RAW DATA>
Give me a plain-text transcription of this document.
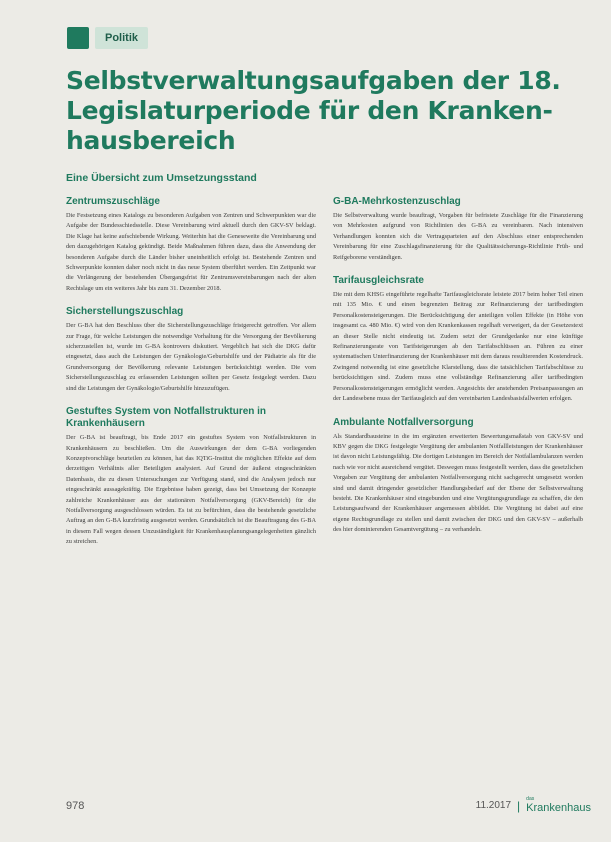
Politik
Selbstverwaltungsaufgaben der 18. Legislaturperiode für den Kranken-hausbereich
Eine Übersicht zum Umsetzungsstand
Zentrumszuschläge

Die Festsetzung eines Katalogs zu besonderen Aufgaben von Zentren und Schwerpunkten war die Aufgabe der Bundesschiedsstelle. Diese Vereinbarung wird aktuell durch den GKV-SV beklagt. Die Klage hat keine aufschiebende Wirkung. Weiterhin hat die Geneseweite die Vereinbarung und den dazugehörigen Katalog gekündigt. Beide Maßnahmen führen dazu, dass die Anwendung der besonderen Aufgabe durch die Länder bisher uneinheitlich erfolgt ist. Bestehende Zentren und Schwerpunkte konnten daher noch nicht in das neue System überführt werden. Ein Zeitpunkt war die Verlängerung der bestehenden Übergangsfrist für Zentrumsvereinbarungen nach der alten Rechtslage um ein weiteres Jahr bis zum 31. Dezember 2018.

Sicherstellungszuschlag

Der G-BA hat den Beschluss über die Sicherstellungszuschläge fristgerecht getroffen. Vor allem zur Frage, für welche Leistungen die notwendige Vorhaltung für die Versorgung der Bevölkerung sicherzustellen ist, wurde im G-BA kontrovers diskutiert. Vergeblich hat sich die DKG dafür eingesetzt, dass auch die Leistungen der Gynäkologie/Geburtshilfe und der Pädiatrie als für die Grundversorgung der Bevölkerung relevante Leistungen berücksichtigt werden. Die vom Sicherstellungszuschlag zu erfassenden Leistungen sollten per Gesetz festgelegt werden. Dazu sind die Leistungen der Gynäkologie/Geburtshilfe hinzuzufügen.

Gestuftes System von Notfallstrukturen in Krankenhäusern

Der G-BA ist beauftragt, bis Ende 2017 ein gestuftes System von Notfallstrukturen in Krankenhäusern zu beschließen. Um die Auswirkungen der dem G-BA vorliegenden Konzeptvorschläge beurteilen zu können, hat das IQTiG-Institut die möglichen Effekte auf dem derzeitigen Verhältnis aller Beteiligten analysiert. Auf Grund der äußerst eingeschränkten Datenbasis, die zu diesen Untersuchungen zur Verfügung stand, sind die Analysen jedoch nur eingeschränkt aussagekräftig. Die Ergebnisse haben gezeigt, dass bei Umsetzung der Konzepte zahlreiche Krankenhäuser aus der stationären Notfallversorgung (GKV-Bereich) für die Notfallversorgung ausgeschlossen würden. Es ist zu befürchten, dass die bestehende gesetzliche Auftrag an den G-BA kurzfristig ausgesetzt werden. Grundsätzlich ist die Beauftragung des G-BA in diesem Fall wegen dessen Unzuständigkeit für Krankenhausplanungsangelegenheiten gänzlich zu streichen.

G-BA-Mehrkostenzuschlag

Die Selbstverwaltung wurde beauftragt, Vorgaben für befristete Zuschläge für die Finanzierung von Mehrkosten aufgrund von Richtlinien des G-BA zu vereinbaren. Nach intensiven Verhandlungen konnten sich die Vertragsparteien auf den Abschluss einer entsprechenden Vereinbarung für eine Zuschlagsfinanzierung für die Qualitätssicherungs-Richtlinie Früh- und Reifgeborene verständigen.

Tarifausgleichsrate

Die mit dem KHSG eingeführte regelhafte Tarifausgleichsrate leistete 2017 beim hoher Teil einen mit 135 Mio. € und einen begrenzten Beitrag zur Refinanzierung der tarifbedingten Personalkostensteigerungen. Die Berücksichtigung der anteiligen vollen Effekte (in Höhe von insgesamt ca. 480 Mio. €) wird von den Krankenkassen regelhaft verweigert, da der Gesetzestext an dieser Stelle nicht eindeutig ist. Zudem setzt der Grundgedanke nur eine künftige Refinanzierungsrate von Tarifsteigerungen ab den Tarifabschlüssen an. Führen zu einer systematischen Unterfinanzierung der Krankenhäuser mit dem daraus resultierenden Kostendruck. Zwingend notwendig ist eine gesetzliche Klarstellung, dass die tatsächlichen Tarifabschlüsse zu berücksichtigen sind. Zudem muss eine vollständige Refinanzierung aller tarifbedingten Personalkostensteigerungen ermöglicht werden. Angesichts der anstehenden Preisanpassungen an der Landesebene muss der Tarifausgleich auf den vereinbarten Landesbasisfallwerten erfolgen.

Ambulante Notfallversorgung

Als Standardbausteine in die im ergänzten erweiterten Bewertungsmaßstab von GKV-SV und KBV gegen die DKG festgelegte Vergütung der ambulanten Notfallleistungen der Krankenhäuser ist davon nicht Leistungsfähig. Die dortigen Leistungen im Bereich der Notfallambulanzen werden nach wie vor nicht ausreichend vergütet. Deswegen muss festgestellt werden, dass die gesetzlichen Vorgaben zur Vergütung der ambulanten Notfallversorgung nicht sachgerecht umgesetzt worden sind und damit dringender gesetzlicher Handlungsbedarf auf der Ebene der Selbstverwaltung besteht. Die Krankenhäuser sind eingebunden und eine Vergütungsgrundlage zu schaffen, die den Leistungsaufwand der Krankenhäuser angemessen abbildet. Die Vergütung ist dabei auf eine eigene Rechtsgrundlage zu stellen und damit zwischen der DKG und den GKV-SV – außerhalb des hier dominierenden Gesamtvergütung – zu verhandeln.

978	11.2017 | das
Krankenhaus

REQUIRED WORK> Search the material above for "einer". Copy each line that has it.

TASK ANSWER>
Die Selbstverwaltung wurde beauftragt, Vorgaben für befristete Zuschläge für die Finanzierung von Mehrkosten aufgrund von Richtlinien des G-BA zu vereinbaren. Nach intensiven Verhandlungen konnten sich die Vertragsparteien auf den Abschluss einer entsprechenden Vereinbarung für eine Zuschlagsfinanzierung für die Qualitätssicherungs-Richtlinie Früh- und Reifgeborene verständigen.
Die mit dem KHSG eingeführte regelhafte Tarifausgleichsrate leistete 2017 beim hoher Teil einen mit 135 Mio. € und einen begrenzten Beitrag zur Refinanzierung der tarifbedingten Personalkostensteigerungen. Die Berücksichtigung der anteiligen vollen Effekte (in Höhe von insgesamt ca. 480 Mio. €) wird von den Krankenkassen regelhaft verweigert, da der Gesetzestext an dieser Stelle nicht eindeutig ist. Zudem setzt der Grundgedanke nur eine künftige Refinanzierungsrate von Tarifsteigerungen ab den Tarifabschlüssen an. Führen zu einer systematischen Unterfinanzierung der Krankenhäuser mit dem daraus resultierenden Kostendruck. Zwingend notwendig ist eine gesetzliche Klarstellung, dass die tatsächlichen Tarifabschlüsse zu berücksichtigen sind. Zudem muss eine vollständige Refinanzierung aller tarifbedingten Personalkostensteigerungen ermöglicht werden. Angesichts der anstehenden Preisanpassungen an der Landesebene muss der Tarifausgleich auf den vereinbarten Landesbasisfallwerten erfolgen.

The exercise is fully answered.